■ Task requirements:
Identify the lines holding "JSON" and copy them.

■ Provided data:
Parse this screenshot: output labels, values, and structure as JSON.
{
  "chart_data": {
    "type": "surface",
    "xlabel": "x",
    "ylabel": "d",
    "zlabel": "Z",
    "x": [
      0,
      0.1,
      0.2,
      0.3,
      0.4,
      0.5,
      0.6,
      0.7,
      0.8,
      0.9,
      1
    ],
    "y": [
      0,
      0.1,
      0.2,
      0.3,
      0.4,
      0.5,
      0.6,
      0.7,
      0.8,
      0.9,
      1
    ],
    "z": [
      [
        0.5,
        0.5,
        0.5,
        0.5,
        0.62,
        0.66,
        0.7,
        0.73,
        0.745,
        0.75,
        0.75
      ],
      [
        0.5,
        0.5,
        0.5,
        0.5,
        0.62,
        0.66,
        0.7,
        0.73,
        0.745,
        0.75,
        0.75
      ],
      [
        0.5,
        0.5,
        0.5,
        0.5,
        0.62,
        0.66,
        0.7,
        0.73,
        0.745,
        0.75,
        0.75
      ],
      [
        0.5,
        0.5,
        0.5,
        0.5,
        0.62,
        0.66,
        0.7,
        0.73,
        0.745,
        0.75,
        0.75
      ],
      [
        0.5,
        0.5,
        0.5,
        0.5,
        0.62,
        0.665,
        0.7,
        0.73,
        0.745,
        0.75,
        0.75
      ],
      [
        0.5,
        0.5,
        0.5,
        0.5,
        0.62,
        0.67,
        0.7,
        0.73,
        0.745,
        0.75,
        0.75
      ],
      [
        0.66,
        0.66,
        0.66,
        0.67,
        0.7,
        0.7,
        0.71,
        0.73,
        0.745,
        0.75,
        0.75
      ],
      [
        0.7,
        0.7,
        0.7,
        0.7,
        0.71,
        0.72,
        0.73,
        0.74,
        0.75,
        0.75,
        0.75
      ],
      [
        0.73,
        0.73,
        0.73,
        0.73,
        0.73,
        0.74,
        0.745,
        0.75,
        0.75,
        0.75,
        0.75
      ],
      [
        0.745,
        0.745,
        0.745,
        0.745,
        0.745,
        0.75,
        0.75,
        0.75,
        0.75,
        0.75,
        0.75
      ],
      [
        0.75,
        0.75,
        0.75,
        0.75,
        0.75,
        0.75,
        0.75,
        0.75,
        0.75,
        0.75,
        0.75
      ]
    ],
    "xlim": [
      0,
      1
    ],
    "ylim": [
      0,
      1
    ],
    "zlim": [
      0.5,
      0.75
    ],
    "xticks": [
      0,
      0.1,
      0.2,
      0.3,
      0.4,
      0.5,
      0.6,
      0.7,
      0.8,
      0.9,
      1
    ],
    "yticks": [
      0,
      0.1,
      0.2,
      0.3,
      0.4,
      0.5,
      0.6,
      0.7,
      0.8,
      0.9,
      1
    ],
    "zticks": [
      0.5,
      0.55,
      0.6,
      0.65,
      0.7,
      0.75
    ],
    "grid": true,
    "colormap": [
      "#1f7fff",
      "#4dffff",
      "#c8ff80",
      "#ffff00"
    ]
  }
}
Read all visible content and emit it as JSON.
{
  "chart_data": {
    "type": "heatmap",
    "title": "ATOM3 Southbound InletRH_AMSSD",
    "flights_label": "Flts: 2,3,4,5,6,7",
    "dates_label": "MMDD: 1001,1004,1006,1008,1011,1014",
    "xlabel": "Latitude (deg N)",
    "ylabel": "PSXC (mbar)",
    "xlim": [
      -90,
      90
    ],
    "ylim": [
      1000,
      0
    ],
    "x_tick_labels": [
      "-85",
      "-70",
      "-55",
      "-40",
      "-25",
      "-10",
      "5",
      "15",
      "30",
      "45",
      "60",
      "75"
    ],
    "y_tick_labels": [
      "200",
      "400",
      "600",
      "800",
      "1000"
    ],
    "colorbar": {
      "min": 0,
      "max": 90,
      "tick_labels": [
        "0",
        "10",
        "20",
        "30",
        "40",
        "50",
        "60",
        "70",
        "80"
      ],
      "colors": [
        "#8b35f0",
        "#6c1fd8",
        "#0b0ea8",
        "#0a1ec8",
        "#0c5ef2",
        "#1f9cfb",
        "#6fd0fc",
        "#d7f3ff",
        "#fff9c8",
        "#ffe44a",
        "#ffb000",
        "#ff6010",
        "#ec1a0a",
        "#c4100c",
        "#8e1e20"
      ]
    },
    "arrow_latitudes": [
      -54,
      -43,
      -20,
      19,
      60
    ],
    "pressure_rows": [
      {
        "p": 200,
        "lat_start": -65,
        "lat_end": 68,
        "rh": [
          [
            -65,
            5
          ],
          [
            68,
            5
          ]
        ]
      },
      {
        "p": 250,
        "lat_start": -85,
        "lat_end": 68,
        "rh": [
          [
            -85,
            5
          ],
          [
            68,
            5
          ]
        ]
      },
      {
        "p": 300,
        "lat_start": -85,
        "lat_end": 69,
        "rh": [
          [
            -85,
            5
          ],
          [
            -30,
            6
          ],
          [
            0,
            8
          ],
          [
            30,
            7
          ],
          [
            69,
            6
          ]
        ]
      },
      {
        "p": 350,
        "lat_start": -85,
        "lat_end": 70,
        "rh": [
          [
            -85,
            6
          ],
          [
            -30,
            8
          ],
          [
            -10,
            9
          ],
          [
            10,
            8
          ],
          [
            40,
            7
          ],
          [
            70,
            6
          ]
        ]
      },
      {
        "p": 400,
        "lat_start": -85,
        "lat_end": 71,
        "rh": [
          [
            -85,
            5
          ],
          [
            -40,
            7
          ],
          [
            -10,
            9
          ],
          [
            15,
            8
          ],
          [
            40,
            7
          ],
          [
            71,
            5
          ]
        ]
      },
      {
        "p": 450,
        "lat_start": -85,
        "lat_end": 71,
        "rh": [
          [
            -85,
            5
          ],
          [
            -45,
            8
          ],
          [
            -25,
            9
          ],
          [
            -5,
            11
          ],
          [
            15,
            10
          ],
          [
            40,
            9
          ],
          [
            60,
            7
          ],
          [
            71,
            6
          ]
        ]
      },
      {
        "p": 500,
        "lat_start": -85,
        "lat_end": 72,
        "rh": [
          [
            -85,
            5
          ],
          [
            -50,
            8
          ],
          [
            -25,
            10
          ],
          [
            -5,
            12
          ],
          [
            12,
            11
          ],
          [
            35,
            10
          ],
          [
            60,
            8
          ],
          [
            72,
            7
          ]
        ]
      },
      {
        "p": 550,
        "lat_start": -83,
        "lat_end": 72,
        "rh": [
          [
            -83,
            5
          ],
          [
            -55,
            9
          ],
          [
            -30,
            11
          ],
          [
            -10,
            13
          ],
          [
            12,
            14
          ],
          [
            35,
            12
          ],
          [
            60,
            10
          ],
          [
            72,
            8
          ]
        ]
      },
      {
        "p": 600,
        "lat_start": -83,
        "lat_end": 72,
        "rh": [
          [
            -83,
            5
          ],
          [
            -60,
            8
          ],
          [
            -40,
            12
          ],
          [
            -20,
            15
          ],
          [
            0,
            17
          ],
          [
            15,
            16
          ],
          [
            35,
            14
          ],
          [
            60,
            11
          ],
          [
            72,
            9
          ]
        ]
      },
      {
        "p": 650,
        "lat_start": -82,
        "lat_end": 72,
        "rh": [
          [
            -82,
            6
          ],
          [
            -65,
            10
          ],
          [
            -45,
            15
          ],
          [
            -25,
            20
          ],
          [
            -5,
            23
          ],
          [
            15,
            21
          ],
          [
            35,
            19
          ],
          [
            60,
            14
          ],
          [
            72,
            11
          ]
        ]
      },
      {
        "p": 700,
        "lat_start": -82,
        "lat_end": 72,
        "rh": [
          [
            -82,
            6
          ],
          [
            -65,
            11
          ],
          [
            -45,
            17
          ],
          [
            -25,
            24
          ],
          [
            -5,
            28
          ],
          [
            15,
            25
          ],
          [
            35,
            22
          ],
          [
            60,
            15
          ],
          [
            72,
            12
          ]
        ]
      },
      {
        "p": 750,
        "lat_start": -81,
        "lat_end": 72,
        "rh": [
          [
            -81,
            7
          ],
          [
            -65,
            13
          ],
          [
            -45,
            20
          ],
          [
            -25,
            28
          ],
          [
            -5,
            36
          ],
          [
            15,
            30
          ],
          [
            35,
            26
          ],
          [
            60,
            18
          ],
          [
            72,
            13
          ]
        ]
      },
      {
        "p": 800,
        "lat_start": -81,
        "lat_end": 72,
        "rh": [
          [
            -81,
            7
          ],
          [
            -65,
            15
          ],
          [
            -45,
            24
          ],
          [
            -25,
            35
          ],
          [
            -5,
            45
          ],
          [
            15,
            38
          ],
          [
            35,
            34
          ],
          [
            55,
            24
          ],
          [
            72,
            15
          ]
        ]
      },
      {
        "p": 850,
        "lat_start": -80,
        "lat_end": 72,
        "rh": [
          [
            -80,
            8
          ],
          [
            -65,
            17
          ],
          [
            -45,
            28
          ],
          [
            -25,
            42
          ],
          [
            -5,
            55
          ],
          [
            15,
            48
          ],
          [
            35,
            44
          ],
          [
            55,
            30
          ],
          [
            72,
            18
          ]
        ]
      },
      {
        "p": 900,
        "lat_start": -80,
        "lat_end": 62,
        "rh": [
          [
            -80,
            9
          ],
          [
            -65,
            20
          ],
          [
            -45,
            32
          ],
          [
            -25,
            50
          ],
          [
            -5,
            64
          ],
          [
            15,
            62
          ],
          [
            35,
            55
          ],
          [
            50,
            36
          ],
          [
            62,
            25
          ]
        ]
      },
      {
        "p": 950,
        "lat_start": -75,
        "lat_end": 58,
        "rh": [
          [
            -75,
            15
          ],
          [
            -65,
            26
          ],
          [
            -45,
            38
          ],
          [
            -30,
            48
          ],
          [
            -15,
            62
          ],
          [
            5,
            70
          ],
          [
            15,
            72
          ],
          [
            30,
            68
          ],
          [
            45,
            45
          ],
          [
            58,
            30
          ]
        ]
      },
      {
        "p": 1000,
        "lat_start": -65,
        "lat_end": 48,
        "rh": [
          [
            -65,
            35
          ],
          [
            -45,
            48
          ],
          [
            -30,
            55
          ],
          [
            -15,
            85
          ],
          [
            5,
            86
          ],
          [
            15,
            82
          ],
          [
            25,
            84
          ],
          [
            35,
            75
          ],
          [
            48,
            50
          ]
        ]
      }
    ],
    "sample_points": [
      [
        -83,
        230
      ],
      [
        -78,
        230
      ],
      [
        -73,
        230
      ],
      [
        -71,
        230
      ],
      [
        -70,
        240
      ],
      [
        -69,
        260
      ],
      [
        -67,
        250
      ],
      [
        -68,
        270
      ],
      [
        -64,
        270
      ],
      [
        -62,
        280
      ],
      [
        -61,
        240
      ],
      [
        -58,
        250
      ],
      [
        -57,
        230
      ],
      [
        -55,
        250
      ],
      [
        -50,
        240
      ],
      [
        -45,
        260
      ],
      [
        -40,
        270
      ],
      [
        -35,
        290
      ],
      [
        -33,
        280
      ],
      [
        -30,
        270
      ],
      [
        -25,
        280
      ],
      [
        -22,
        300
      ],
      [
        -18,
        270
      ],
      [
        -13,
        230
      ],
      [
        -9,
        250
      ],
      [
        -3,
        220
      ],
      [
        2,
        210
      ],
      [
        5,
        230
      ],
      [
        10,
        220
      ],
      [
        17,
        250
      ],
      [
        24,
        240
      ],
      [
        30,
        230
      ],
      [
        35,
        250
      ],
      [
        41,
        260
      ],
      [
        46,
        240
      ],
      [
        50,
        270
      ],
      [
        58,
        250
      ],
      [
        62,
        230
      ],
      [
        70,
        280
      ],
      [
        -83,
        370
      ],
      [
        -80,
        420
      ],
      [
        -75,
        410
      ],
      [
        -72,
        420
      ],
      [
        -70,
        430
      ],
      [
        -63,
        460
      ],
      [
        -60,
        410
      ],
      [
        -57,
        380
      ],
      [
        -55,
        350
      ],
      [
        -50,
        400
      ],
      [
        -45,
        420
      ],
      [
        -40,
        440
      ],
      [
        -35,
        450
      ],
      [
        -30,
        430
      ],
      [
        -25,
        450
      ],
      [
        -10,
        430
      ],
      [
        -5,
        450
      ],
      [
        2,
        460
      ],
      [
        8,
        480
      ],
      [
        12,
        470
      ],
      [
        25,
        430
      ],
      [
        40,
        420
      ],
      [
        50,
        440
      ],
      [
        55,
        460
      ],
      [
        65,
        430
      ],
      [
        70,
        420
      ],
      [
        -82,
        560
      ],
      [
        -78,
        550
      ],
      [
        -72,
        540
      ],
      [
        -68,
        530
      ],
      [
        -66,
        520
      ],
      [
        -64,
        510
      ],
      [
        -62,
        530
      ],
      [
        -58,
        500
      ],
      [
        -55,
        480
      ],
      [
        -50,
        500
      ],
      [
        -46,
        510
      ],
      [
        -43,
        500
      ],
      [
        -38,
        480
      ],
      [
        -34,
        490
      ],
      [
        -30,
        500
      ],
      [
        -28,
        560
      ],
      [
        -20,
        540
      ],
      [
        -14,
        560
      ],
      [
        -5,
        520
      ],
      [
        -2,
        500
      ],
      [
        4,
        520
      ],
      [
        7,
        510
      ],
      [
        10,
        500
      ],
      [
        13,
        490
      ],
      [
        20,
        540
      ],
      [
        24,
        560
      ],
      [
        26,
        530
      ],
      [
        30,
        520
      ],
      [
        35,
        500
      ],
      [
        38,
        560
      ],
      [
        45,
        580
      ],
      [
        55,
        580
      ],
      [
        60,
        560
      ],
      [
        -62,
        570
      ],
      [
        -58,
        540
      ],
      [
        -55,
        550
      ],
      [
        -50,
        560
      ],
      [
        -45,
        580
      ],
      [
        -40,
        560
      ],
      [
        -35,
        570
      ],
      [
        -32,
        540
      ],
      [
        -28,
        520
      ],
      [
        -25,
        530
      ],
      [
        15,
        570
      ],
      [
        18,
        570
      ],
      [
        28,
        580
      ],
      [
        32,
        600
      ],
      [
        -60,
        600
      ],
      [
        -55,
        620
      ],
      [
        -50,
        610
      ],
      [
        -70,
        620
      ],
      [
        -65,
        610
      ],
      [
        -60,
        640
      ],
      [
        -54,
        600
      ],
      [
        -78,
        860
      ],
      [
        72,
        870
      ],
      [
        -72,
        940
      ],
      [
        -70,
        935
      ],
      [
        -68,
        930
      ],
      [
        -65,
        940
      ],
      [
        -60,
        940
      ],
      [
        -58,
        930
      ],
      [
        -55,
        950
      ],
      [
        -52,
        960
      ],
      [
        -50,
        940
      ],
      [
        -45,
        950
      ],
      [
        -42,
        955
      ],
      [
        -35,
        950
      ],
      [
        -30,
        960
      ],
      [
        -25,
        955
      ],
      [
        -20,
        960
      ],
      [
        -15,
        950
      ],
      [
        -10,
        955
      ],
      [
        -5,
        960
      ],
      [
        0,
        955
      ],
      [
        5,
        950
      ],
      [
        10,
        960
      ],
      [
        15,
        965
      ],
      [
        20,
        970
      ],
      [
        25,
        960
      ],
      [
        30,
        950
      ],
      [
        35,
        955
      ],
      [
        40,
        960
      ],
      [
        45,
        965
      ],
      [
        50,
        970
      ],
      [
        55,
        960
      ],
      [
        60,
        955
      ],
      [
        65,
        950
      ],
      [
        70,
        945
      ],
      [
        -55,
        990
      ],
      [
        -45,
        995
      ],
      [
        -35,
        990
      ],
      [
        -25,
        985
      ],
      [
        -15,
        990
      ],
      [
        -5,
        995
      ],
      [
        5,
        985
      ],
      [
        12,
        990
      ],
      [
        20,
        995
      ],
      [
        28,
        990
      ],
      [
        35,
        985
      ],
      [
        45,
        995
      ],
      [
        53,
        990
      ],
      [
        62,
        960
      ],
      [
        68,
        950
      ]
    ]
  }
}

■ The solution:
Parse this screenshot: output labels, values, and structure as JSON.
Read all visible content and emit it as JSON.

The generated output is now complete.